▶ **Request**: Copy out the listing in full, exactly as written, but not its pictures.
* START Information shown *
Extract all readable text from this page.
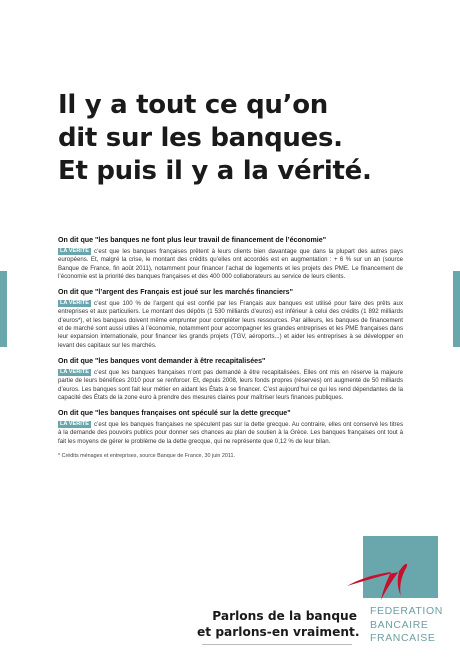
Il y a tout ce qu’on
dit sur les banques.
Et puis il y a la vérité.
On dit que "les banques ne font plus leur travail de financement de l’économie"

LA VÉRITÉ c’est que les banques françaises prêtent à leurs clients bien davantage que dans la plupart des autres pays européens. Et, malgré la crise, le montant des crédits qu’elles ont accordés est en augmentation : + 6 % sur un an (source Banque de France, fin août 2011), notamment pour financer l’achat de logements et les projets des PME. Le financement de l’économie est la priorité des banques françaises et des 400 000 collaborateurs au service de leurs clients.

On dit que "l’argent des Français est joué sur les marchés financiers"

LA VÉRITÉ c’est que 100 % de l’argent qui est confié par les Français aux banques est utilisé pour faire des prêts aux entreprises et aux particuliers. Le montant des dépôts (1 530 milliards d’euros) est inférieur à celui des crédits (1 892 milliards d’euros*), et les banques doivent même emprunter pour compléter leurs ressources. Par ailleurs, les banques de financement et de marché sont aussi utiles à l’économie, notamment pour accompagner les grandes entreprises et les PME françaises dans leur expansion internationale, pour financer les grands projets (TGV, aéroports...) et aider les entreprises à se développer en levant des capitaux sur les marchés.

On dit que "les banques vont demander à être recapitalisées"

LA VÉRITÉ c’est que les banques françaises n’ont pas demandé à être recapitalisées. Elles ont mis en réserve la majeure partie de leurs bénéfices 2010 pour se renforcer. Et, depuis 2008, leurs fonds propres (réserves) ont augmenté de 50 milliards d’euros. Les banques sont fait leur métier en aidant les États à se financer. C’est aujourd’hui ce qui les rend dépendantes de la capacité des États de la zone euro à prendre des mesures claires pour maîtriser leurs finances publiques.

On dit que "les banques françaises ont spéculé sur la dette grecque"

LA VÉRITÉ c’est que les banques françaises ne spéculent pas sur la dette grecque. Au contraire, elles ont conservé les titres à la demande des pouvoirs publics pour donner ses chances au plan de soutien à la Grèce. Les banques françaises ont tout à fait les moyens de gérer le problème de la dette grecque, qui ne représente que 0,12 % de leur bilan.

* Crédits ménages et entreprises, source Banque de France, 30 juin 2011.
FEDERATION
BANCAIRE
FRANCAISE
Parlons de la banque
et parlons-en vraiment.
* END Information shown *
▶ **Solution for this problem**:
Extract all readable text from this page.
Il y a tout ce qu’on
dit sur les banques.
Et puis il y a la vérité.
On dit que "les banques ne font plus leur travail de financement de l’économie"

LA VÉRITÉ c’est que les banques françaises prêtent à leurs clients bien davantage que dans la plupart des autres pays européens. Et, malgré la crise, le montant des crédits qu’elles ont accordés est en augmentation : + 6 % sur un an (source Banque de France, fin août 2011), notamment pour financer l’achat de logements et les projets des PME. Le financement de l’économie est la priorité des banques françaises et des 400 000 collaborateurs au service de leurs clients.

On dit que "l’argent des Français est joué sur les marchés financiers"

LA VÉRITÉ c’est que 100 % de l’argent qui est confié par les Français aux banques est utilisé pour faire des prêts aux entreprises et aux particuliers. Le montant des dépôts (1 530 milliards d’euros) est inférieur à celui des crédits (1 892 milliards d’euros*), et les banques doivent même emprunter pour compléter leurs ressources. Par ailleurs, les banques de financement et de marché sont aussi utiles à l’économie, notamment pour accompagner les grandes entreprises et les PME françaises dans leur expansion internationale, pour financer les grands projets (TGV, aéroports...) et aider les entreprises à se développer en levant des capitaux sur les marchés.

On dit que "les banques vont demander à être recapitalisées"

LA VÉRITÉ c’est que les banques françaises n’ont pas demandé à être recapitalisées. Elles ont mis en réserve la majeure partie de leurs bénéfices 2010 pour se renforcer. Et, depuis 2008, leurs fonds propres (réserves) ont augmenté de 50 milliards d’euros. Les banques sont fait leur métier en aidant les États à se financer. C’est aujourd’hui ce qui les rend dépendantes de la capacité des États de la zone euro à prendre des mesures claires pour maîtriser leurs finances publiques.

On dit que "les banques françaises ont spéculé sur la dette grecque"

LA VÉRITÉ c’est que les banques françaises ne spéculent pas sur la dette grecque. Au contraire, elles ont conservé les titres à la demande des pouvoirs publics pour donner ses chances au plan de soutien à la Grèce. Les banques françaises ont tout à fait les moyens de gérer le problème de la dette grecque, qui ne représente que 0,12 % de leur bilan.

* Crédits ménages et entreprises, source Banque de France, 30 juin 2011.
FEDERATION
BANCAIRE
FRANCAISE
Parlons de la banque
et parlons-en vraiment.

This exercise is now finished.